All lines in the data bearing the string "best" should be identified and copied.

## START

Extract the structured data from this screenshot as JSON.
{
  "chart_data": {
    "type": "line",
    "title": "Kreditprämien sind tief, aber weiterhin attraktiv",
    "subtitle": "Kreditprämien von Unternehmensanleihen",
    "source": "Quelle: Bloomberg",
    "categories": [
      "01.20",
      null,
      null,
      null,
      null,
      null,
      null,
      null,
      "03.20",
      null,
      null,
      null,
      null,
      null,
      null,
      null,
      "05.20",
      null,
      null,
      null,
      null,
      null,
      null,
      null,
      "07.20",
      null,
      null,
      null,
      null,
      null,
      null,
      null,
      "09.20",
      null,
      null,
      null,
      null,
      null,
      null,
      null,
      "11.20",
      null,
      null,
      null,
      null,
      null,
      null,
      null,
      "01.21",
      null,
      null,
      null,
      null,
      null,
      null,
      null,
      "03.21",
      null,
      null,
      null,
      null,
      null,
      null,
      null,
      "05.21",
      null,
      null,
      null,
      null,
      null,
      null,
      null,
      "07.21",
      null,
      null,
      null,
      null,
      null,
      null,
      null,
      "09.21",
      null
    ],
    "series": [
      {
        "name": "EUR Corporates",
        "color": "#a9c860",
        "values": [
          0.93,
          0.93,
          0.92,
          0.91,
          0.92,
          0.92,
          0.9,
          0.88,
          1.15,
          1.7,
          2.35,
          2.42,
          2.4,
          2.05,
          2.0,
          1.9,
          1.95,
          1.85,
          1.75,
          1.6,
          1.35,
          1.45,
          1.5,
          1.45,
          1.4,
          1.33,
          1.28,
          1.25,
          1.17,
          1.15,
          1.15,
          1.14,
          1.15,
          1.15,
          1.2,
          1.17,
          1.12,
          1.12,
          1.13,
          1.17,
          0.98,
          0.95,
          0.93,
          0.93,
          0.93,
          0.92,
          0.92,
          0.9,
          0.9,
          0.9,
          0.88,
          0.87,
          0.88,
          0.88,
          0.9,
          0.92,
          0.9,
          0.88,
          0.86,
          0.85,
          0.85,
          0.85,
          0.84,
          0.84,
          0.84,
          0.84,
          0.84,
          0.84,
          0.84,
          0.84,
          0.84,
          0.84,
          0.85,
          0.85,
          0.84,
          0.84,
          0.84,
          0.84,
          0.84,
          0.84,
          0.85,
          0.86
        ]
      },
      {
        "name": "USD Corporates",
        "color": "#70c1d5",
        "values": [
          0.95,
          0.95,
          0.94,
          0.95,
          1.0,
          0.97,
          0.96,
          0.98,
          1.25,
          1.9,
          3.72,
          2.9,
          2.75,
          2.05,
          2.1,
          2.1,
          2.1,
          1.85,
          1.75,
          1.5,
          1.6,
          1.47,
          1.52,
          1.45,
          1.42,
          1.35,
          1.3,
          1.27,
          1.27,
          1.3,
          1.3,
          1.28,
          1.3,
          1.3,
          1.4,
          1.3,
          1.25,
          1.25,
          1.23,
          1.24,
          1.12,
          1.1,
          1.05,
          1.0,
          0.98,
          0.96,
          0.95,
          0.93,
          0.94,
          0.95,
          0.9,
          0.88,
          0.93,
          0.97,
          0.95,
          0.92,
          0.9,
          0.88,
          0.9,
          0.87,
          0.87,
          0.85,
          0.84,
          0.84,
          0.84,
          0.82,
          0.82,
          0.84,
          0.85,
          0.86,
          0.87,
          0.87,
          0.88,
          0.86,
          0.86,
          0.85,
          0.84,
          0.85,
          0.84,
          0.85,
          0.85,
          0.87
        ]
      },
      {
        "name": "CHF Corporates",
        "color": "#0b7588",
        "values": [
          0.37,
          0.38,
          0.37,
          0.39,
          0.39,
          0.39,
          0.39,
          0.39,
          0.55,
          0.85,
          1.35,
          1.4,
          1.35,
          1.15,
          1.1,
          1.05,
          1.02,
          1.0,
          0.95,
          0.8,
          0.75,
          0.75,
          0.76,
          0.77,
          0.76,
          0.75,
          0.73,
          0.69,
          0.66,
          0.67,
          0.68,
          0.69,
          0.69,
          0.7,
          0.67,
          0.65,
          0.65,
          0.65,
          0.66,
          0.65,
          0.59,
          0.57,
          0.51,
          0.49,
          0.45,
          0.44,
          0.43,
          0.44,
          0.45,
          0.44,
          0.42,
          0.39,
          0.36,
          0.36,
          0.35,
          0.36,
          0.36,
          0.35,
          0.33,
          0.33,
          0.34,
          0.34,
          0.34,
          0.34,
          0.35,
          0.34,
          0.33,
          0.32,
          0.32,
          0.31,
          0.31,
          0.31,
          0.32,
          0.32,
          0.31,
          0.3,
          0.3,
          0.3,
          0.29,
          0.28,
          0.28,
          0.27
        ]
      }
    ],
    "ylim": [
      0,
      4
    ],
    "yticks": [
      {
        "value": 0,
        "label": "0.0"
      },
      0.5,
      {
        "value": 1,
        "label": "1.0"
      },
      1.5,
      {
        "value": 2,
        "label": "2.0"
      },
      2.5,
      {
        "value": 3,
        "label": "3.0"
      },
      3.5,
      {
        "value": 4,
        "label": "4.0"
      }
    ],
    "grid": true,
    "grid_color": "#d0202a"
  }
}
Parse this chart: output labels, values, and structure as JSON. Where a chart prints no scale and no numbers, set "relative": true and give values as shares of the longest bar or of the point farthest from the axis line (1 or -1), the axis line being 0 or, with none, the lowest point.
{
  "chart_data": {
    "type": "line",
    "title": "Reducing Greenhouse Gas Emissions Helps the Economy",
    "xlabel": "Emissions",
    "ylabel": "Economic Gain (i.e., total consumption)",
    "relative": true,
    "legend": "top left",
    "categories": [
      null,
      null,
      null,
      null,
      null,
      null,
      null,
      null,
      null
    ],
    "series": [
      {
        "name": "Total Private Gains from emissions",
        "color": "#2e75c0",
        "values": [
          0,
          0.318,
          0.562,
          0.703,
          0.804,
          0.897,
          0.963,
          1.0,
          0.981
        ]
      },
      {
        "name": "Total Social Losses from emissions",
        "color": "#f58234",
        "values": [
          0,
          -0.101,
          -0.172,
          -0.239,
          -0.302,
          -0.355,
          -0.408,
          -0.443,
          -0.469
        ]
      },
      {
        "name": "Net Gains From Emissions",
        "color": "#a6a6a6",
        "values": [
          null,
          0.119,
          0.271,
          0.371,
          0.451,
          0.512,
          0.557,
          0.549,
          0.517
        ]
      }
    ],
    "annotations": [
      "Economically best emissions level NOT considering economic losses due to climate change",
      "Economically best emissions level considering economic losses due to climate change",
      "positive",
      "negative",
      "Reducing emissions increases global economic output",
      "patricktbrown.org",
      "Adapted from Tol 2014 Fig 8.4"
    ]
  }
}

## END

◆ TASK ANSWER ◆
      "Economically best emissions level NOT considering economic losses due to climate change",
      "Economically best emissions level considering economic losses due to climate change",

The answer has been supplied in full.